(Entries supplied):
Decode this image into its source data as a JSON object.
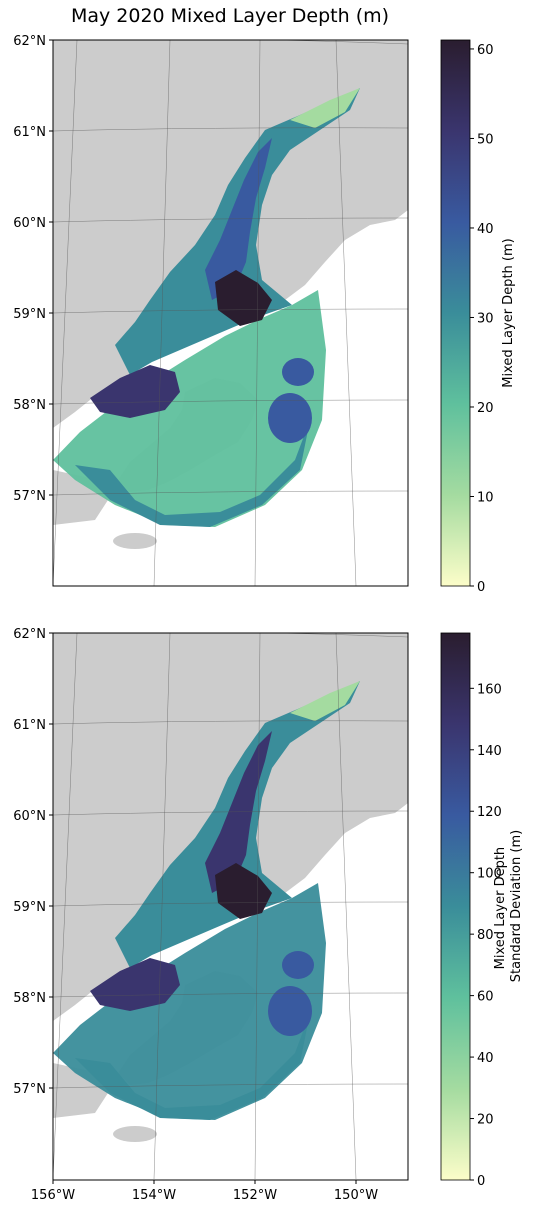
{
  "title": "May 2020 Mixed Layer Depth (m)",
  "colors": {
    "land": "#cccccc",
    "gridline": "#555555",
    "colormap": [
      "#fcfdc9",
      "#a4dba0",
      "#5fc09d",
      "#3a8d9a",
      "#395aa0",
      "#3a356e",
      "#2a1d2f"
    ]
  },
  "lat_labels": [
    "62°N",
    "61°N",
    "60°N",
    "59°N",
    "58°N",
    "57°N"
  ],
  "lon_labels": [
    "156°W",
    "154°W",
    "152°W",
    "150°W"
  ],
  "panels": [
    {
      "name": "mean",
      "colorbar_label_lines": [
        "Mixed Layer Depth (m)"
      ],
      "colorbar_max": 61,
      "colorbar_ticks": [
        "0",
        "10",
        "20",
        "30",
        "40",
        "50",
        "60"
      ]
    },
    {
      "name": "stddev",
      "colorbar_label_lines": [
        "Mixed Layer Depth",
        "Standard Deviation (m)"
      ],
      "colorbar_max": 178,
      "colorbar_ticks": [
        "0",
        "20",
        "40",
        "60",
        "80",
        "100",
        "120",
        "140",
        "160"
      ]
    }
  ]
}
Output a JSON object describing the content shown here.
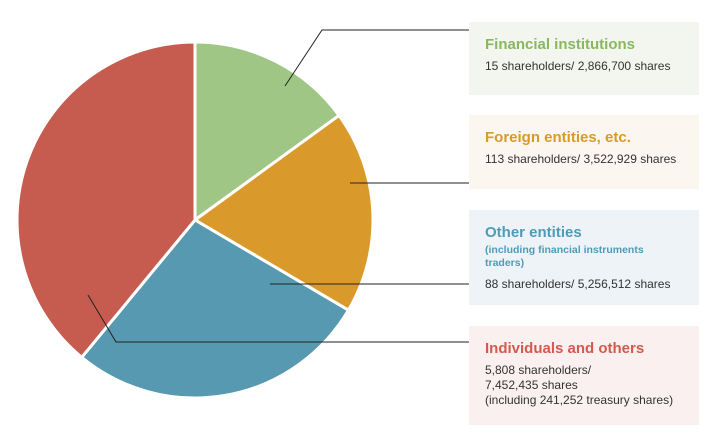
{
  "chart_data": {
    "type": "pie",
    "legend_position": "right",
    "slices": [
      {
        "label": "Financial institutions",
        "subtitle": "",
        "shareholders": 15,
        "shares": 2866700,
        "detail_lines": [
          "15 shareholders/ 2,866,700 shares"
        ],
        "color": "#a0c685",
        "title_color": "#8ab85e"
      },
      {
        "label": "Foreign entities, etc.",
        "subtitle": "",
        "shareholders": 113,
        "shares": 3522929,
        "detail_lines": [
          "113 shareholders/ 3,522,929 shares"
        ],
        "color": "#d99a2b",
        "title_color": "#d99a2b"
      },
      {
        "label": "Other entities",
        "subtitle": "(including financial instruments traders)",
        "shareholders": 88,
        "shares": 5256512,
        "detail_lines": [
          "88 shareholders/ 5,256,512 shares"
        ],
        "color": "#5799b0",
        "title_color": "#4f9bb8"
      },
      {
        "label": "Individuals and others",
        "subtitle": "",
        "shareholders": 5808,
        "shares": 7452435,
        "treasury_shares": 241252,
        "detail_lines": [
          "5,808 shareholders/",
          "7,452,435 shares",
          "(including 241,252 treasury shares)"
        ],
        "color": "#c55c4f",
        "title_color": "#d15b4e"
      }
    ]
  }
}
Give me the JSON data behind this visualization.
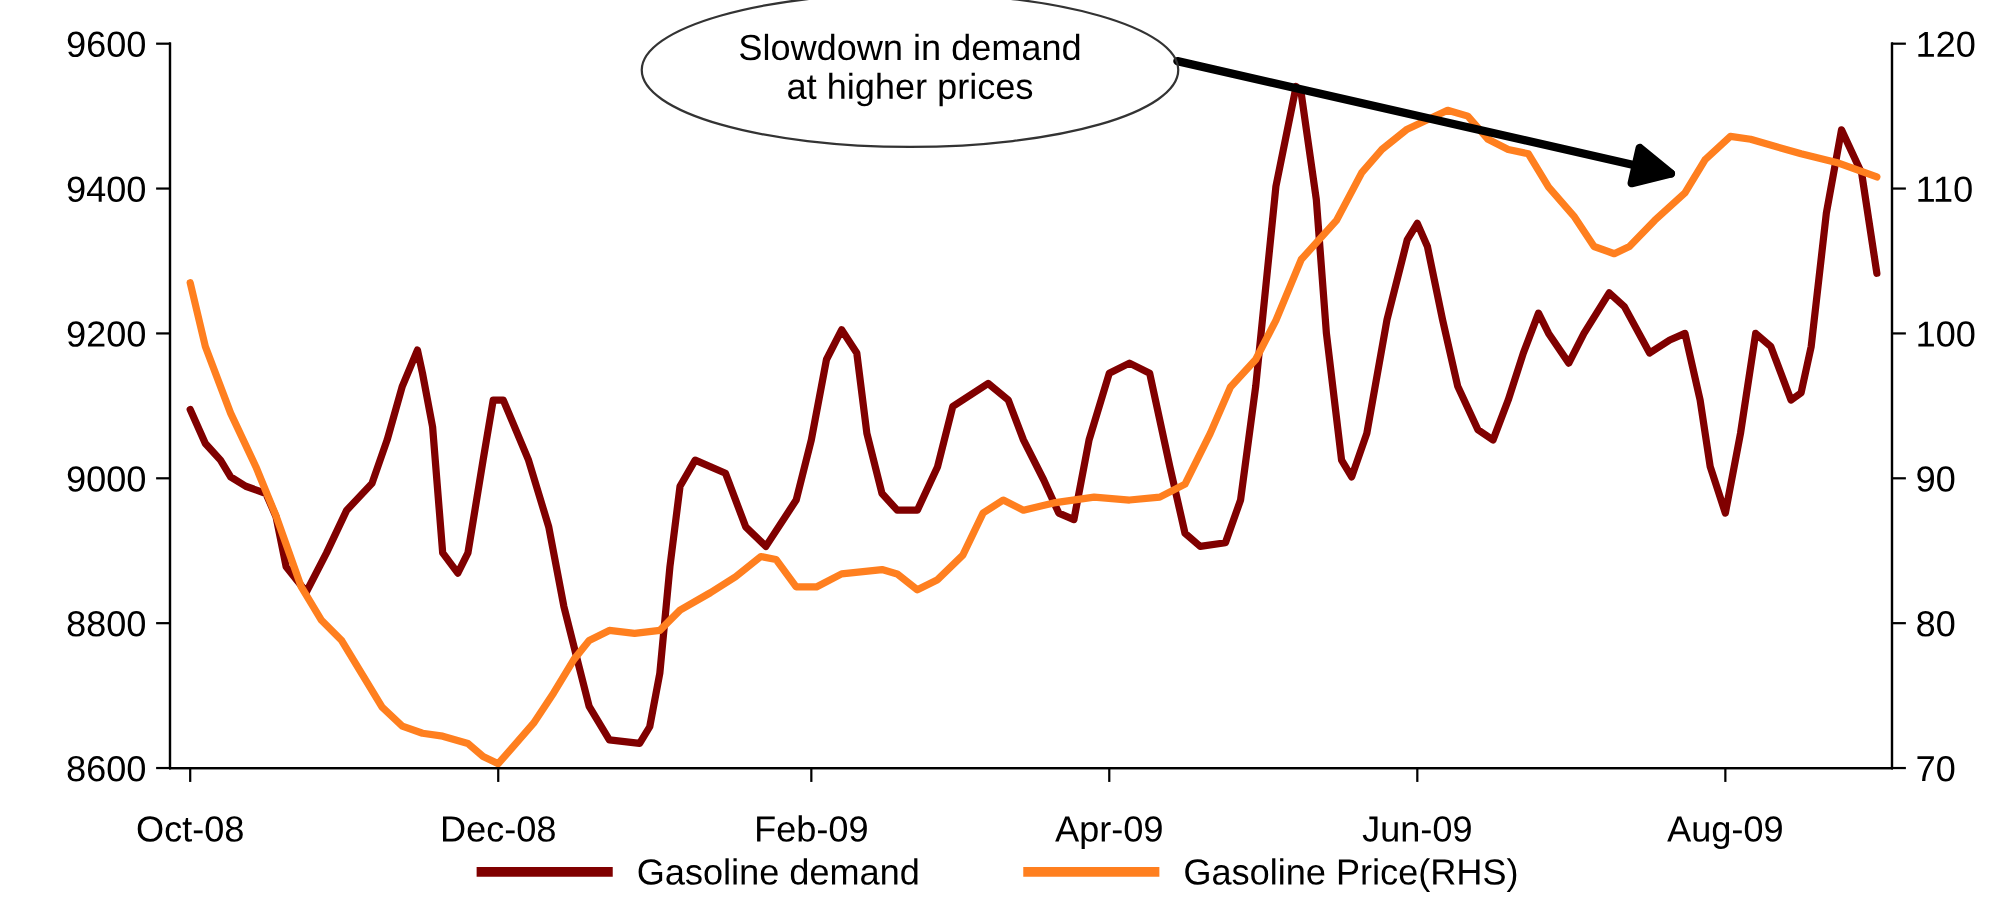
{
  "chart_data": {
    "type": "line",
    "annotations": [
      "Slowdown in demand\nat higher prices"
    ],
    "xlim": [
      "2008-09-27",
      "2009-09-03"
    ],
    "xticks": [
      {
        "value": "2008-10-01",
        "label": "Oct-08"
      },
      {
        "value": "2008-12-01",
        "label": "Dec-08"
      },
      {
        "value": "2009-02-01",
        "label": "Feb-09"
      },
      {
        "value": "2009-04-01",
        "label": "Apr-09"
      },
      {
        "value": "2009-06-01",
        "label": "Jun-09"
      },
      {
        "value": "2009-08-01",
        "label": "Aug-09"
      }
    ],
    "ylim": [
      8600,
      9600
    ],
    "yticks": [
      8600,
      8800,
      9000,
      9200,
      9400,
      9600
    ],
    "y2lim": [
      70,
      120
    ],
    "y2ticks": [
      70,
      80,
      90,
      100,
      110,
      120
    ],
    "grid": false,
    "legend": "bottom",
    "marker": "none",
    "line_style": "solid",
    "series": [
      {
        "name": "Gasoline demand",
        "color": "#800000",
        "x": [
          "2008-10-01",
          "2008-10-04",
          "2008-10-07",
          "2008-10-09",
          "2008-10-12",
          "2008-10-16",
          "2008-10-18",
          "2008-10-20",
          "2008-10-24",
          "2008-10-28",
          "2008-11-01",
          "2008-11-06",
          "2008-11-09",
          "2008-11-12",
          "2008-11-15",
          "2008-11-16",
          "2008-11-18",
          "2008-11-20",
          "2008-11-23",
          "2008-11-25",
          "2008-11-28",
          "2008-11-30",
          "2008-12-02",
          "2008-12-07",
          "2008-12-11",
          "2008-12-14",
          "2008-12-17",
          "2008-12-19",
          "2008-12-23",
          "2008-12-29",
          "2008-12-31",
          "2009-01-02",
          "2009-01-04",
          "2009-01-06",
          "2009-01-09",
          "2009-01-15",
          "2009-01-19",
          "2009-01-23",
          "2009-01-29",
          "2009-02-01",
          "2009-02-04",
          "2009-02-07",
          "2009-02-10",
          "2009-02-12",
          "2009-02-15",
          "2009-02-18",
          "2009-02-22",
          "2009-02-26",
          "2009-03-01",
          "2009-03-08",
          "2009-03-12",
          "2009-03-15",
          "2009-03-19",
          "2009-03-22",
          "2009-03-25",
          "2009-03-28",
          "2009-04-01",
          "2009-04-05",
          "2009-04-09",
          "2009-04-13",
          "2009-04-16",
          "2009-04-19",
          "2009-04-24",
          "2009-04-27",
          "2009-04-30",
          "2009-05-04",
          "2009-05-08",
          "2009-05-09",
          "2009-05-12",
          "2009-05-14",
          "2009-05-17",
          "2009-05-19",
          "2009-05-22",
          "2009-05-26",
          "2009-05-30",
          "2009-06-01",
          "2009-06-03",
          "2009-06-06",
          "2009-06-09",
          "2009-06-13",
          "2009-06-16",
          "2009-06-19",
          "2009-06-22",
          "2009-06-25",
          "2009-06-27",
          "2009-07-01",
          "2009-07-04",
          "2009-07-09",
          "2009-07-12",
          "2009-07-17",
          "2009-07-21",
          "2009-07-24",
          "2009-07-27",
          "2009-07-29",
          "2009-08-01",
          "2009-08-04",
          "2009-08-07",
          "2009-08-10",
          "2009-08-14",
          "2009-08-16",
          "2009-08-18",
          "2009-08-21",
          "2009-08-24",
          "2009-08-28",
          "2009-08-31"
        ],
        "values": [
          9095,
          9048,
          9025,
          9002,
          8989,
          8979,
          8947,
          8878,
          8843,
          8897,
          8956,
          8993,
          9053,
          9127,
          9177,
          9145,
          9071,
          8897,
          8869,
          8897,
          9025,
          9108,
          9108,
          9025,
          8933,
          8823,
          8740,
          8685,
          8639,
          8634,
          8657,
          8731,
          8878,
          8989,
          9025,
          9007,
          8933,
          8906,
          8970,
          9053,
          9164,
          9205,
          9173,
          9062,
          8979,
          8956,
          8956,
          9016,
          9099,
          9131,
          9108,
          9053,
          8998,
          8952,
          8943,
          9053,
          9145,
          9159,
          9145,
          9016,
          8924,
          8906,
          8911,
          8970,
          9127,
          9403,
          9541,
          9532,
          9385,
          9200,
          9025,
          9002,
          9062,
          9219,
          9329,
          9352,
          9320,
          9219,
          9127,
          9067,
          9053,
          9108,
          9173,
          9228,
          9200,
          9159,
          9200,
          9256,
          9237,
          9173,
          9191,
          9200,
          9108,
          9016,
          8952,
          9062,
          9200,
          9182,
          9108,
          9118,
          9182,
          9366,
          9481,
          9421,
          9283
        ]
      },
      {
        "name": "Gasoline Price(RHS)",
        "color": "#ff7f1f",
        "axis": "y2",
        "x": [
          "2008-10-01",
          "2008-10-04",
          "2008-10-09",
          "2008-10-14",
          "2008-10-18",
          "2008-10-23",
          "2008-10-27",
          "2008-10-31",
          "2008-11-04",
          "2008-11-08",
          "2008-11-12",
          "2008-11-16",
          "2008-11-20",
          "2008-11-25",
          "2008-11-28",
          "2008-12-01",
          "2008-12-04",
          "2008-12-08",
          "2008-12-12",
          "2008-12-16",
          "2008-12-19",
          "2008-12-23",
          "2008-12-28",
          "2009-01-02",
          "2009-01-06",
          "2009-01-12",
          "2009-01-17",
          "2009-01-22",
          "2009-01-25",
          "2009-01-29",
          "2009-02-02",
          "2009-02-07",
          "2009-02-15",
          "2009-02-18",
          "2009-02-22",
          "2009-02-26",
          "2009-03-03",
          "2009-03-07",
          "2009-03-11",
          "2009-03-15",
          "2009-03-21",
          "2009-03-29",
          "2009-04-05",
          "2009-04-11",
          "2009-04-16",
          "2009-04-21",
          "2009-04-25",
          "2009-04-30",
          "2009-05-04",
          "2009-05-09",
          "2009-05-16",
          "2009-05-21",
          "2009-05-25",
          "2009-05-30",
          "2009-06-07",
          "2009-06-11",
          "2009-06-15",
          "2009-06-19",
          "2009-06-23",
          "2009-06-27",
          "2009-07-02",
          "2009-07-06",
          "2009-07-10",
          "2009-07-13",
          "2009-07-18",
          "2009-07-24",
          "2009-07-28",
          "2009-08-02",
          "2009-08-06",
          "2009-08-16",
          "2009-08-23",
          "2009-08-31"
        ],
        "values": [
          103.5,
          99.1,
          94.5,
          90.8,
          87.4,
          82.5,
          80.2,
          78.8,
          76.5,
          74.2,
          72.9,
          72.4,
          72.2,
          71.7,
          70.8,
          70.3,
          71.5,
          73.1,
          75.2,
          77.5,
          78.8,
          79.5,
          79.3,
          79.5,
          80.9,
          82.1,
          83.2,
          84.6,
          84.4,
          82.5,
          82.5,
          83.4,
          83.7,
          83.4,
          82.3,
          83.0,
          84.7,
          87.6,
          88.5,
          87.8,
          88.3,
          88.7,
          88.5,
          88.7,
          89.6,
          93.1,
          96.3,
          98.2,
          100.9,
          105.1,
          107.8,
          111.1,
          112.7,
          114.1,
          115.4,
          115.0,
          113.4,
          112.7,
          112.4,
          110.1,
          108.1,
          106.0,
          105.5,
          106.0,
          107.8,
          109.7,
          112.0,
          113.6,
          113.4,
          112.4,
          111.8,
          110.8
        ]
      }
    ]
  }
}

(Problem details): Extract all lines from the data in which "demand" is found.

(Task solution):
      "Slowdown in demand\nat higher prices"
        "name": "Gasoline demand",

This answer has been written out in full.